# [Aim of the exercise]
All of the records below should be output exactly.

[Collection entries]

-*-

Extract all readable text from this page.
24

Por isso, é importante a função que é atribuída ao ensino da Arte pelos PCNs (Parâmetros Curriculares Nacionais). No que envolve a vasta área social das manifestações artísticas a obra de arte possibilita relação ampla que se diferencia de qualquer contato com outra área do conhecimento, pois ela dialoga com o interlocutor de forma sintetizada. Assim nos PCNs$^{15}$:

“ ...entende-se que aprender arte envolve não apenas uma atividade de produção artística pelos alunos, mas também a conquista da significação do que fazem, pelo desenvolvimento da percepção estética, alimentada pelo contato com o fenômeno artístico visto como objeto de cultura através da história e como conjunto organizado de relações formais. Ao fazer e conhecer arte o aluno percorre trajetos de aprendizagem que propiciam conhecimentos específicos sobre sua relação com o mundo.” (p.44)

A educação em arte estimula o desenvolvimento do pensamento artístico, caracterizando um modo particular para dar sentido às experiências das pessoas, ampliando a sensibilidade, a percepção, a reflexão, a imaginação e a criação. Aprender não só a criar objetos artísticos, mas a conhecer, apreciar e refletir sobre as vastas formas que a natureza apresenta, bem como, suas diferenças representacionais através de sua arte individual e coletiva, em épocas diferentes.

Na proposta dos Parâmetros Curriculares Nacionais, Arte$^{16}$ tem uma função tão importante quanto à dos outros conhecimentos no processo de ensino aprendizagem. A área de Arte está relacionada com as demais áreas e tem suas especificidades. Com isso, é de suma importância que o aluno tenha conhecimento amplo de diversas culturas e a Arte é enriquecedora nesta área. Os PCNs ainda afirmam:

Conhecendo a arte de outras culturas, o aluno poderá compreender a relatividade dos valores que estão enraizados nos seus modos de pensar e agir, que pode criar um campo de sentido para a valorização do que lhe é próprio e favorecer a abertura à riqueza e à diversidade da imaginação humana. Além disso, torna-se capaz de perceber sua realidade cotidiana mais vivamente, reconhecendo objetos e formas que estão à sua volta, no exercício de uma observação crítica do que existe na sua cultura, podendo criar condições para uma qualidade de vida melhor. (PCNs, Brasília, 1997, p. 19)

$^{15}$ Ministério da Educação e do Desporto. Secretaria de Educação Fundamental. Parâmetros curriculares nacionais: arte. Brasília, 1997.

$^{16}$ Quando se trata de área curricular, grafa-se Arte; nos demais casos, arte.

-*-

# [Response below]
Extract all readable text from this page.
24

Por isso, é importante a função que é atribuída ao ensino da Arte pelos PCNs (Parâmetros Curriculares Nacionais). No que envolve a vasta área social das manifestações artísticas a obra de arte possibilita relação ampla que se diferencia de qualquer contato com outra área do conhecimento, pois ela dialoga com o interlocutor de forma sintetizada. Assim nos PCNs$^{15}$:

“ ...entende-se que aprender arte envolve não apenas uma atividade de produção artística pelos alunos, mas também a conquista da significação do que fazem, pelo desenvolvimento da percepção estética, alimentada pelo contato com o fenômeno artístico visto como objeto de cultura através da história e como conjunto organizado de relações formais. Ao fazer e conhecer arte o aluno percorre trajetos de aprendizagem que propiciam conhecimentos específicos sobre sua relação com o mundo.” (p.44)

A educação em arte estimula o desenvolvimento do pensamento artístico, caracterizando um modo particular para dar sentido às experiências das pessoas, ampliando a sensibilidade, a percepção, a reflexão, a imaginação e a criação. Aprender não só a criar objetos artísticos, mas a conhecer, apreciar e refletir sobre as vastas formas que a natureza apresenta, bem como, suas diferenças representacionais através de sua arte individual e coletiva, em épocas diferentes.

Na proposta dos Parâmetros Curriculares Nacionais, Arte$^{16}$ tem uma função tão importante quanto à dos outros conhecimentos no processo de ensino aprendizagem. A área de Arte está relacionada com as demais áreas e tem suas especificidades. Com isso, é de suma importância que o aluno tenha conhecimento amplo de diversas culturas e a Arte é enriquecedora nesta área. Os PCNs ainda afirmam:

Conhecendo a arte de outras culturas, o aluno poderá compreender a relatividade dos valores que estão enraizados nos seus modos de pensar e agir, que pode criar um campo de sentido para a valorização do que lhe é próprio e favorecer a abertura à riqueza e à diversidade da imaginação humana. Além disso, torna-se capaz de perceber sua realidade cotidiana mais vivamente, reconhecendo objetos e formas que estão à sua volta, no exercício de uma observação crítica do que existe na sua cultura, podendo criar condições para uma qualidade de vida melhor. (PCNs, Brasília, 1997, p. 19)

$^{15}$ Ministério da Educação e do Desporto. Secretaria de Educação Fundamental. Parâmetros curriculares nacionais: arte. Brasília, 1997.

$^{16}$ Quando se trata de área curricular, grafa-se Arte; nos demais casos, arte.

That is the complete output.